## Stated goal
Omit the pictures, please, and give each record below again exactly.

## Listed records
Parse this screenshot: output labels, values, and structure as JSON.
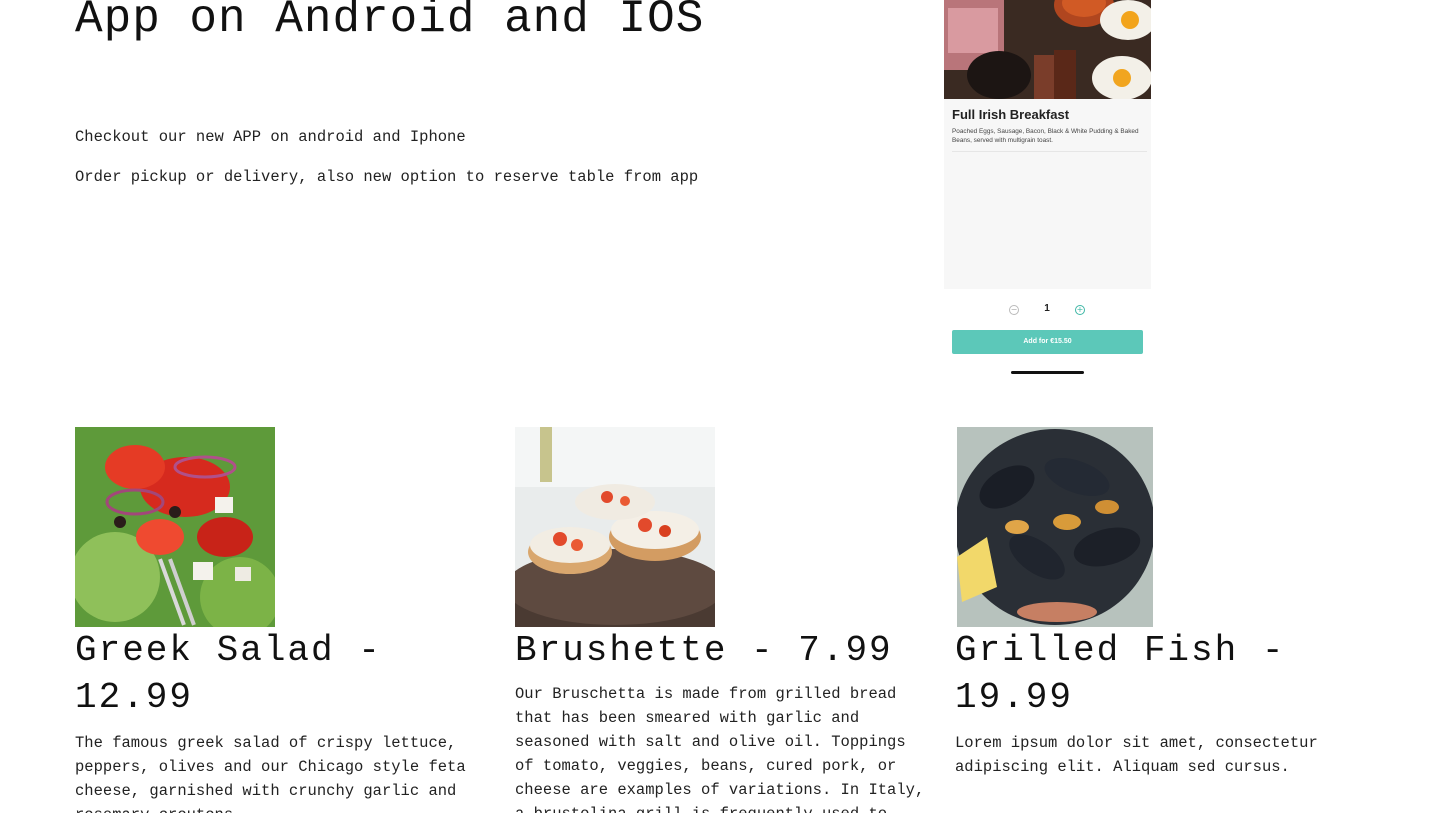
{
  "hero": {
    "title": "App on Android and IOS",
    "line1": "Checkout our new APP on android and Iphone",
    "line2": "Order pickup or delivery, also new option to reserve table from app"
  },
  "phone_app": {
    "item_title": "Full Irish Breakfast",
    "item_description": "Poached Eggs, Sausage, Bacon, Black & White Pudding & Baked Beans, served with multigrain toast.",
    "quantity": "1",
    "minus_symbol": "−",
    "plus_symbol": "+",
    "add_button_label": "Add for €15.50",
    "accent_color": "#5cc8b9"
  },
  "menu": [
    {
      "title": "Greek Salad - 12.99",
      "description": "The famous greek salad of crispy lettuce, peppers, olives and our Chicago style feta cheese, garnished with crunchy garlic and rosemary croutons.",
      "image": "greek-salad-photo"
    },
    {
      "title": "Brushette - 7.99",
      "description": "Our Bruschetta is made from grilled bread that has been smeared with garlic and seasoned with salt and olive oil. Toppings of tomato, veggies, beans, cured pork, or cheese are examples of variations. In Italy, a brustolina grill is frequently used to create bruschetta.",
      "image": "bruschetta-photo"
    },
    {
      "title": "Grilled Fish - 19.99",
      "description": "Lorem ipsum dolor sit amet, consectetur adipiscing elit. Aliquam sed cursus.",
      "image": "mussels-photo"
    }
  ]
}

## Answer to the task
Parse this screenshot: output labels, values, and structure as JSON.
{
  "hero": {
    "title": "App on Android and IOS",
    "line1": "Checkout our new APP on android and Iphone",
    "line2": "Order pickup or delivery, also new option to reserve table from app"
  },
  "phone_app": {
    "item_title": "Full Irish Breakfast",
    "item_description": "Poached Eggs, Sausage, Bacon, Black & White Pudding & Baked Beans, served with multigrain toast.",
    "quantity": "1",
    "minus_symbol": "−",
    "plus_symbol": "+",
    "add_button_label": "Add for €15.50",
    "accent_color": "#5cc8b9"
  },
  "menu": [
    {
      "title": "Greek Salad - 12.99",
      "description": "The famous greek salad of crispy lettuce, peppers, olives and our Chicago style feta cheese, garnished with crunchy garlic and rosemary croutons.",
      "image": "greek-salad-photo"
    },
    {
      "title": "Brushette - 7.99",
      "description": "Our Bruschetta is made from grilled bread that has been smeared with garlic and seasoned with salt and olive oil. Toppings of tomato, veggies, beans, cured pork, or cheese are examples of variations. In Italy, a brustolina grill is frequently used to create bruschetta.",
      "image": "bruschetta-photo"
    },
    {
      "title": "Grilled Fish - 19.99",
      "description": "Lorem ipsum dolor sit amet, consectetur adipiscing elit. Aliquam sed cursus.",
      "image": "mussels-photo"
    }
  ]
}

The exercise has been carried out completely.